[Stored entries]
☆ ☆ ☆ ☆ ☆ ☆ ☆

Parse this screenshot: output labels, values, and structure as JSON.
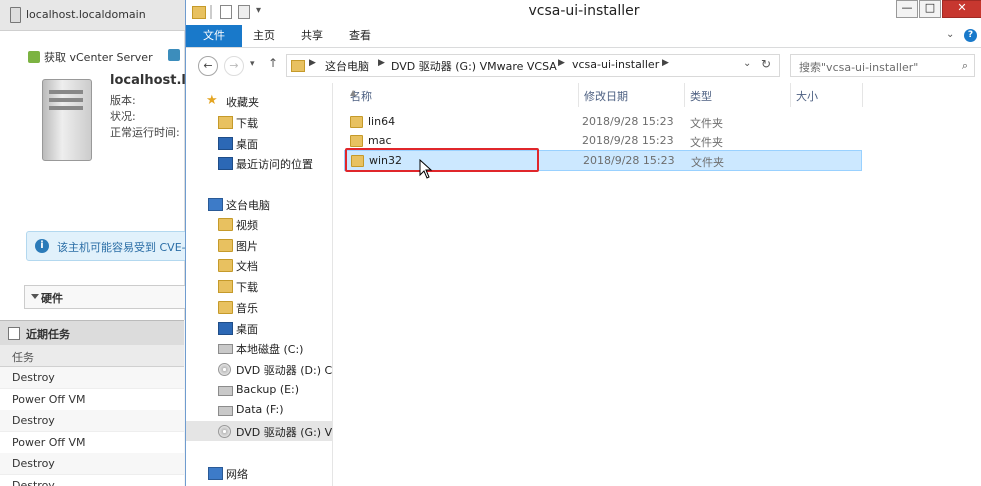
{
  "background_app": {
    "host_tab": "localhost.localdomain",
    "action_label": "获取 vCenter Server",
    "hostname": "localhost.lo",
    "fields": [
      "版本:",
      "状况:",
      "正常运行时间:"
    ],
    "alert_text": "该主机可能容易受到 CVE-",
    "hardware_label": "硬件",
    "recent_tasks_title": "近期任务",
    "tasks_column": "任务",
    "tasks": [
      "Destroy",
      "Power Off VM",
      "Destroy",
      "Power Off VM",
      "Destroy",
      "Destroy"
    ]
  },
  "window": {
    "title": "vcsa-ui-installer",
    "min_glyph": "—",
    "max_glyph": "□",
    "close_glyph": "✕",
    "help_glyph": "?"
  },
  "ribbon": {
    "tabs": [
      "文件",
      "主页",
      "共享",
      "查看"
    ]
  },
  "address": {
    "crumbs": [
      "这台电脑",
      "DVD 驱动器 (G:) VMware VCSA",
      "vcsa-ui-installer"
    ],
    "search_placeholder": "搜索\"vcsa-ui-installer\""
  },
  "nav": {
    "favorites": "收藏夹",
    "favorite_items": [
      "下载",
      "桌面",
      "最近访问的位置"
    ],
    "this_pc": "这台电脑",
    "pc_items": [
      "视频",
      "图片",
      "文档",
      "下载",
      "音乐",
      "桌面",
      "本地磁盘 (C:)",
      "DVD 驱动器 (D:) CD",
      "Backup (E:)",
      "Data (F:)",
      "DVD 驱动器 (G:) VM"
    ],
    "network": "网络"
  },
  "columns": {
    "name": "名称",
    "date": "修改日期",
    "type": "类型",
    "size": "大小"
  },
  "files": [
    {
      "name": "lin64",
      "date": "2018/9/28 15:23",
      "type": "文件夹"
    },
    {
      "name": "mac",
      "date": "2018/9/28 15:23",
      "type": "文件夹"
    },
    {
      "name": "win32",
      "date": "2018/9/28 15:23",
      "type": "文件夹"
    }
  ],
  "colors": {
    "accent": "#1979ca",
    "selection": "#cce8ff",
    "highlight_box": "#e0262b"
  }
}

☆ ☆ ☆ ☆ ☆ ☆ ☆

◆ Your instructions: Reproduce all of the data exactly; the pictures do not belong in the copy.

◆ Task answer:
Parse this screenshot: output labels, values, and structure as JSON.
{
  "background_app": {
    "host_tab": "localhost.localdomain",
    "action_label": "获取 vCenter Server",
    "hostname": "localhost.lo",
    "fields": [
      "版本:",
      "状况:",
      "正常运行时间:"
    ],
    "alert_text": "该主机可能容易受到 CVE-",
    "hardware_label": "硬件",
    "recent_tasks_title": "近期任务",
    "tasks_column": "任务",
    "tasks": [
      "Destroy",
      "Power Off VM",
      "Destroy",
      "Power Off VM",
      "Destroy",
      "Destroy"
    ]
  },
  "window": {
    "title": "vcsa-ui-installer",
    "min_glyph": "—",
    "max_glyph": "□",
    "close_glyph": "✕",
    "help_glyph": "?"
  },
  "ribbon": {
    "tabs": [
      "文件",
      "主页",
      "共享",
      "查看"
    ]
  },
  "address": {
    "crumbs": [
      "这台电脑",
      "DVD 驱动器 (G:) VMware VCSA",
      "vcsa-ui-installer"
    ],
    "search_placeholder": "搜索\"vcsa-ui-installer\""
  },
  "nav": {
    "favorites": "收藏夹",
    "favorite_items": [
      "下载",
      "桌面",
      "最近访问的位置"
    ],
    "this_pc": "这台电脑",
    "pc_items": [
      "视频",
      "图片",
      "文档",
      "下载",
      "音乐",
      "桌面",
      "本地磁盘 (C:)",
      "DVD 驱动器 (D:) CD",
      "Backup (E:)",
      "Data (F:)",
      "DVD 驱动器 (G:) VM"
    ],
    "network": "网络"
  },
  "columns": {
    "name": "名称",
    "date": "修改日期",
    "type": "类型",
    "size": "大小"
  },
  "files": [
    {
      "name": "lin64",
      "date": "2018/9/28 15:23",
      "type": "文件夹"
    },
    {
      "name": "mac",
      "date": "2018/9/28 15:23",
      "type": "文件夹"
    },
    {
      "name": "win32",
      "date": "2018/9/28 15:23",
      "type": "文件夹"
    }
  ],
  "colors": {
    "accent": "#1979ca",
    "selection": "#cce8ff",
    "highlight_box": "#e0262b"
  }
}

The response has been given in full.